Kurze Übung a
Überführe in den Einträgen die Zeilen ab der Zeile mit „text-line: 18、侧脑室宽 10—15mm: 脑室扩张。“ bis einschließlich der Zeile mit „text-line: 儿染色体异常风险增加。 NT≥4mm:即使染色体正常得胎儿其妊娠结果亦较差。“ in eine nummerierte Liste. Lass dabei Leerzeilen weg.

Ein Päckchen mit Kennmarke und Käppi:
Alles, was vom Bruder übrigblieb.
Gut, dass sie danebenschießen:
Tiefflieger über uns.
Spielsachen:
Wer hat die „schönsten" Bombensplitter.
Die etwas andere Brotzeit:
Sechs Stunden anstellen und dann endlich Brot.
Besonders niedlich:
Ratten in den Trümmern als niedliche Spielgefährten.
Eigentlich logisch:
Nie wieder!
Nun kommen Sie einfach mit. Wo die Reise beginnt, entscheiden Sie bitte selbst.
In Ägypten, Italien oder Spanien. In der Türkei oder auf dem Ärmelkanal. In Dänemark, Irland oder Frankreich. In Ungarn, Österreich, Schottland, Portugal oder Wales. Oder in Deutschland!
Alles ist authentisch – Orte, Texte, Zeitgenossen.
Alles im Zusammenhang – mit der tiefen Sehnsucht nach SCHALOM.
Ägypten
Shlomi mag Tarek
Wie oft war Shlomi schon in Ägypten! Noch immer hat sie dorthin Sehnsucht. Trotz aller politischen Unwägbarkeiten. Trotz aller Gefahren. Trotz ihres hohen Alters.
Aber warum? Sie mag Kairo und Abydos, Assuan und Alexandria, den Blick über den Suezkanal zur Sinaihalbinsel und Abu Simbel am Großen Nasser-See im tiefen Süden. Sie mag Wüsten und Oasen, uralte Tempel und geheimnisschwere Museen. Sie mag die heißen Tage, auch wenn das Thermometer 53° C anzeigt. Wenn genug Wasser im Gepäck ist, versteht sich. Und sie mag die kalten Nächte in der Wüste unter dem herrlichen Sternenhimmel. Mit den wunderbaren kleinen Wüstenfüchsen auf Du und Du und auf Augenhöhe.
Und sie mag Tarek. Ein einzigartiger Mensch. Mit seiner hübschen Frau an seiner Seite. Die beiden niedlichen Kinder sind inzwischen mehr als herangewachsen. Was mag aus ihnen werden? In einer Heimat voller Gegensätze, mit einer fragwürdigen Zukunft, mit so manchen sozialen Verwerfungen.
Shlomi kennt Tarek. Sein Zuhause und seine Arbeit, seine Art und viele seiner Gedanken. Shlomi kennt Kairo. Ein wenig freilich nur. Tarek hat ihr diese Zwanzigmillionenstadt „lieb und wert" gemacht. Wo Touristen nur selten hinkommen, war er mit ihr unterwegs. Das Essen hat auch immer gut geschmeckt, selbst wenn Hühner zwischen den Tellern schon etwas gewöhnungsbedürftig waren. Und die Umarmungen der interessanten Menschen waren echt, auch wenn zunächst alles oft unerwartet fremd erschienen ist.

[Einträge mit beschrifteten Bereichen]
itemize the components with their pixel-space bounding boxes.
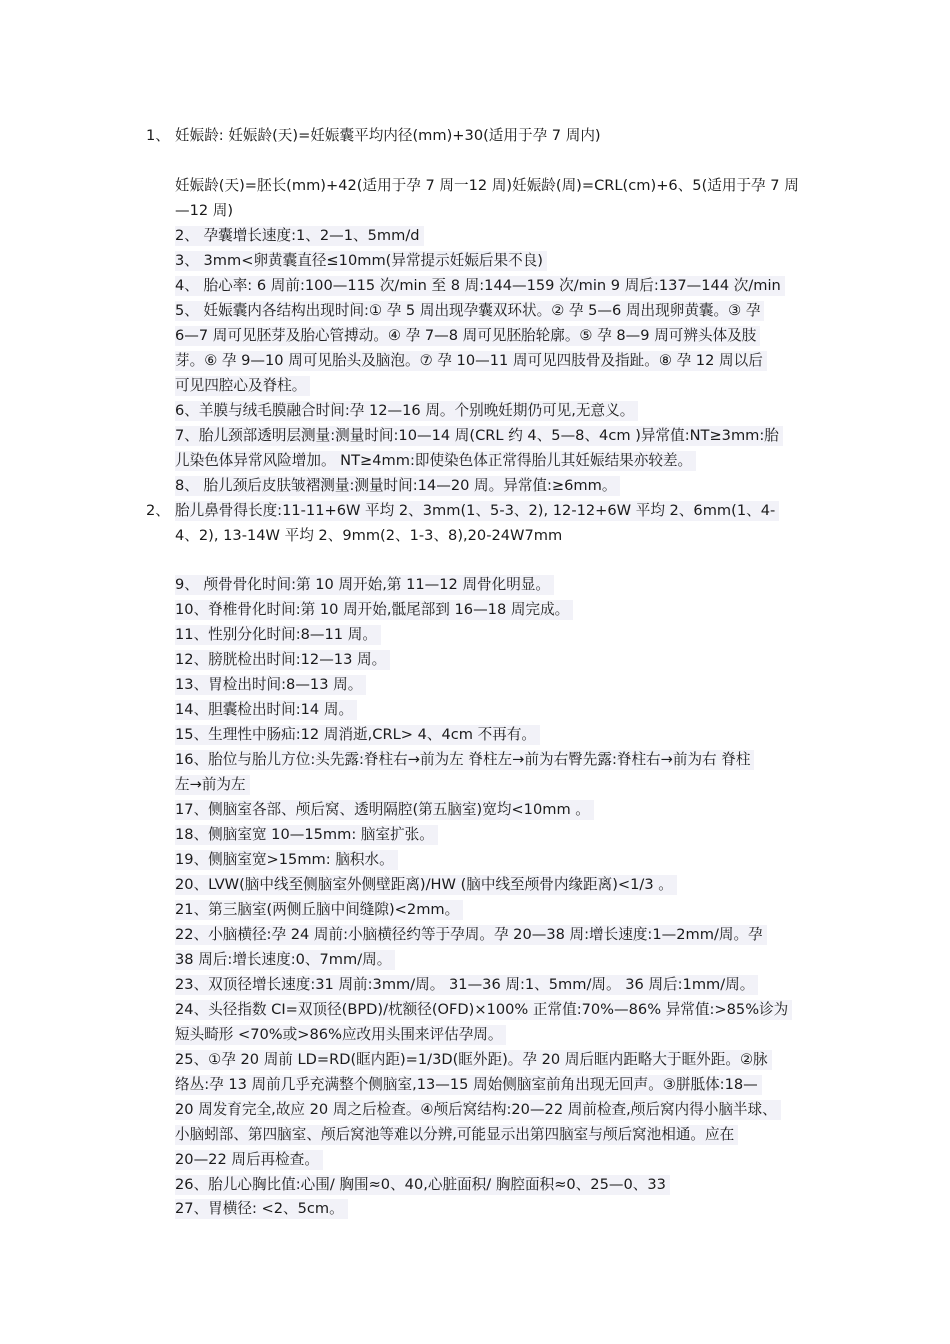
text-line: 18、侧脑室宽 10—15mm: 脑室扩张。 — [175, 825, 438, 845]
text-line: 5、 妊娠囊内各结构出现时间:① 孕 5 周出现孕囊双环状。② 孕 5—6 周出现卵黄囊。③ 孕 — [175, 301, 764, 321]
text-line: 25、①孕 20 周前 LD=RD(眶内距)=1/3D(眶外距)。孕 20 周后眶内距略大于眶外距。②脉 — [175, 1050, 772, 1070]
text-line: 2、 孕囊增长速度:1、2—1、5mm/d — [175, 226, 424, 246]
text-line: 17、侧脑室各部、颅后窝、透明隔腔(第五脑室)宽均<10mm 。 — [175, 800, 594, 820]
text-line: 23、双顶径增长速度:31 周前:3mm/周。 31—36 周:1、5mm/周。 36 周后:1mm/周。 — [175, 975, 758, 995]
text-line: 儿染色体异常风险增加。 NT≥4mm:即使染色体正常得胎儿其妊娠结果亦较差。 — [175, 451, 696, 471]
text-line: —12 周) — [175, 202, 234, 219]
text-line: 可见四腔心及脊柱。 — [175, 376, 310, 396]
text-line: 22、小脑横径:孕 24 周前:小脑横径约等于孕周。孕 20—38 周:增长速度:1—2mm/周。孕 — [175, 925, 767, 945]
text-line: 6、羊膜与绒毛膜融合时间:孕 12—16 周。个别晚妊期仍可见,无意义。 — [175, 401, 638, 421]
text-line: 20 周发育完全,故应 20 周之后检查。④颅后窝结构:20—22 周前检查,颅后窝内得小脑半球、 — [175, 1100, 781, 1120]
text-line: 妊娠龄: 妊娠龄(天)=妊娠囊平均内径(mm)+30(适用于孕 7 周内) — [175, 127, 601, 144]
list-marker-2: 2、 — [146, 502, 170, 519]
text-line: 10、脊椎骨化时间:第 10 周开始,骶尾部到 16—18 周完成。 — [175, 600, 573, 620]
text-line: 4、2), 13-14W 平均 2、9mm(2、1-3、8),20-24W7mm — [175, 527, 563, 544]
text-line: 7、胎儿颈部透明层测量:测量时间:10—14 周(CRL 约 4、5—8、4cm )异常值:NT≥3mm:胎 — [175, 426, 783, 446]
text-line: 左→前为左 — [175, 775, 250, 795]
text-line: 4、 胎心率: 6 周前:100—115 次/min 至 8 周:144—159 次/min 9 周后:137—144 次/min — [175, 276, 785, 296]
text-line: 16、胎位与胎儿方位:头先露:脊柱右→前为左 脊柱左→前为右臀先露:脊柱右→前为右 脊柱 — [175, 750, 754, 770]
text-line: 11、性别分化时间:8—11 周。 — [175, 625, 381, 645]
text-line: 20、LVW(脑中线至侧脑室外侧壁距离)/HW (脑中线至颅骨内缘距离)<1/3 。 — [175, 875, 677, 895]
text-line: 芽。⑥ 孕 9—10 周可见胎头及脑泡。⑦ 孕 10—11 周可见四肢骨及指趾。⑧ 孕 12 周以后 — [175, 351, 767, 371]
list-marker-1: 1、 — [146, 127, 170, 144]
text-line: 妊娠龄(天)=胚长(mm)+42(适用于孕 7 周一12 周)妊娠龄(周)=CRL(cm)+6、5(适用于孕 7 周 — [175, 177, 799, 194]
text-line: 9、 颅骨骨化时间:第 10 周开始,第 11—12 周骨化明显。 — [175, 575, 554, 595]
text-line: 胎儿鼻骨得长度:11-11+6W 平均 2、3mm(1、5-3、2), 12-12+6W 平均 2、6mm(1、4- — [175, 501, 779, 521]
text-line: 小脑蚓部、第四脑室、颅后窝池等难以分辨,可能显示出第四脑室与颅后窝池相通。应在 — [175, 1125, 738, 1145]
text-line: 络丛:孕 13 周前几乎充满整个侧脑室,13—15 周始侧脑室前角出现无回声。③胼胝体:18— — [175, 1075, 762, 1095]
text-line: 26、胎儿心胸比值:心围/ 胸围≈0、40,心脏面积/ 胸腔面积≈0、25—0、33 — [175, 1175, 670, 1195]
text-line: 6—7 周可见胚芽及胎心管搏动。④ 孕 7—8 周可见胚胎轮廓。⑤ 孕 8—9 周可辨头体及肢 — [175, 326, 760, 346]
text-line: 3、 3mm<卵黄囊直径≤10mm(异常提示妊娠后果不良) — [175, 251, 547, 271]
text-line: 24、头径指数 CI=双顶径(BPD)/枕额径(OFD)×100% 正常值:70%—86% 异常值:>85%诊为 — [175, 1000, 792, 1020]
text-line: 19、侧脑室宽>15mm: 脑积水。 — [175, 850, 398, 870]
text-line: 短头畸形 <70%或>86%应改用头围来评估孕周。 — [175, 1025, 506, 1045]
text-line: 21、第三脑室(两侧丘脑中间缝隙)<2mm。 — [175, 900, 463, 920]
text-line: 14、胆囊检出时间:14 周。 — [175, 700, 357, 720]
text-line: 38 周后:增长速度:0、7mm/周。 — [175, 950, 395, 970]
text-line: 12、膀胱检出时间:12—13 周。 — [175, 650, 390, 670]
text-line: 8、 胎儿颈后皮肤皱褶测量:测量时间:14—20 周。异常值:≥6mm。 — [175, 476, 620, 496]
text-line: 15、生理性中肠疝:12 周消逝,CRL> 4、4cm 不再有。 — [175, 725, 540, 745]
text-line: 20—22 周后再检查。 — [175, 1150, 323, 1170]
text-line: 27、胃横径: <2、5cm。 — [175, 1199, 348, 1219]
text-line: 13、胃检出时间:8—13 周。 — [175, 675, 366, 695]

Kurze Übung b
Beantworte anhand des Textauszugs die folgenden Fragen:
(i) Wie lange musste man anstehen, bevor es endlich Brot gab?
(ii) Welche Temperatur kann das Thermometer an den heißen Tagen in Ägypten anzeigen?
(iii) Welche Stadt hat Tarek Shlomi „lieb und wert“ gemacht?

Lösung der Übung a
1. text-line: 18、侧脑室宽 10—15mm: 脑室扩张。 — [175, 825, 438, 845]
2. text-line: 5、 妊娠囊内各结构出现时间:① 孕 5 周出现孕囊双环状。② 孕 5—6 周出现卵黄囊。③ 孕 — [175, 301, 764, 321]
3. text-line: 25、①孕 20 周前 LD=RD(眶内距)=1/3D(眶外距)。孕 20 周后眶内距略大于眶外距。②脉 — [175, 1050, 772, 1070]
4. text-line: 2、 孕囊增长速度:1、2—1、5mm/d — [175, 226, 424, 246]
5. text-line: 17、侧脑室各部、颅后窝、透明隔腔(第五脑室)宽均<10mm 。 — [175, 800, 594, 820]
6. text-line: 23、双顶径增长速度:31 周前:3mm/周。 31—36 周:1、5mm/周。 36 周后:1mm/周。 — [175, 975, 758, 995]
7. text-line: 儿染色体异常风险增加。 NT≥4mm:即使染色体正常得胎儿其妊娠结果亦较差。 — [175, 451, 696, 471]

Lösung der Übung b
(i) Sechs Stunden.
(ii) 53 °C.
(iii) Kairo.